═══ TEXTE FOURNI

Cette démarche nécessite d'évaluer précisément les dispositions législatives en vigueur que le projet de loi envisage de modifier ; de soumettre cette étude d'options au CNEN ; d'organiser en séance publique ou en réunion restreinte un débat d'orientation avant l'examen du texte lui-même. Je rappelle, en effet, que 20 % à 25 % des textes qui arrivent au CNEN doivent être traités en urgence et qu'il y en a eu 19 au mois de décembre dernier.
En second lieu, le rapport recommande au Gouvernement, si ce dernier estime nécessaire de créer de nouvelles normes, de soumettre au CNEN une première version de l'étude d'impact au moins un mois avant l'examen de ladite norme. Le CNEN devra également certifier la sincérité, l'objectivité et la complétude de l'étude d'impact, rôle qui lui convient parfaitement, puisqu'il s'agit d'une autorité indépendante.
Le rapport formule d'autres propositions concernant l'étude d'impact.
Tout d'abord, nous constatons que les projets de loi concernant les collectivités territoriales ne justifient pas suffisamment du respect des principes de simplification, de libre administration, de subsidiarité et d'autonomie financière des communes. Nous invitons le Gouvernement à corriger le tir.
Ensuite, nous dénonçons, dans notre rapport, le risque de surtransposition des directives européennes. Comme je l'avais rappelé dans ma proposition de loi de 2016, les mesures assurant la transposition d'une directive communautaire ne doivent pas excéder les objectifs que cette dernière poursuit. Les études d'impact doivent être plus précises sur ce point.

══════
═══ DONNÉES DISPONIBLES

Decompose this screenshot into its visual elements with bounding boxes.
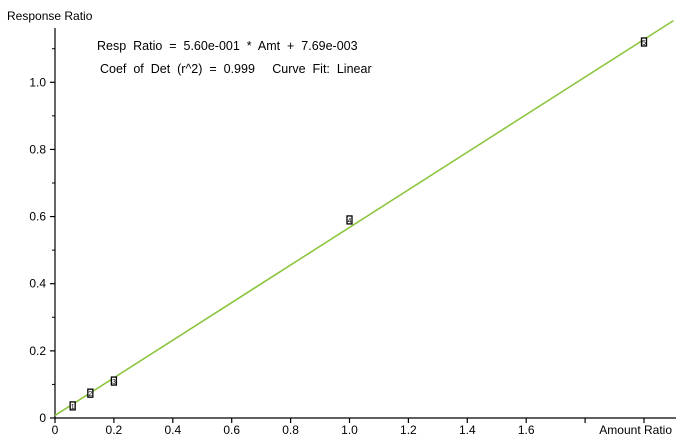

══════

● **VOTRE TÂCHE**: D'après le texte fourni, les projets de loi concernant les collectivités territoriales ne justifient pas suffisamment du respect de certains principes. Énumérez tous ces principes. Répondez en vous fondant uniquement sur le texte fourni.

● **RÉPONSE PROPOSÉE**:
- la simplification
- la libre administration
- la subsidiarité
- l'autonomie financière des communes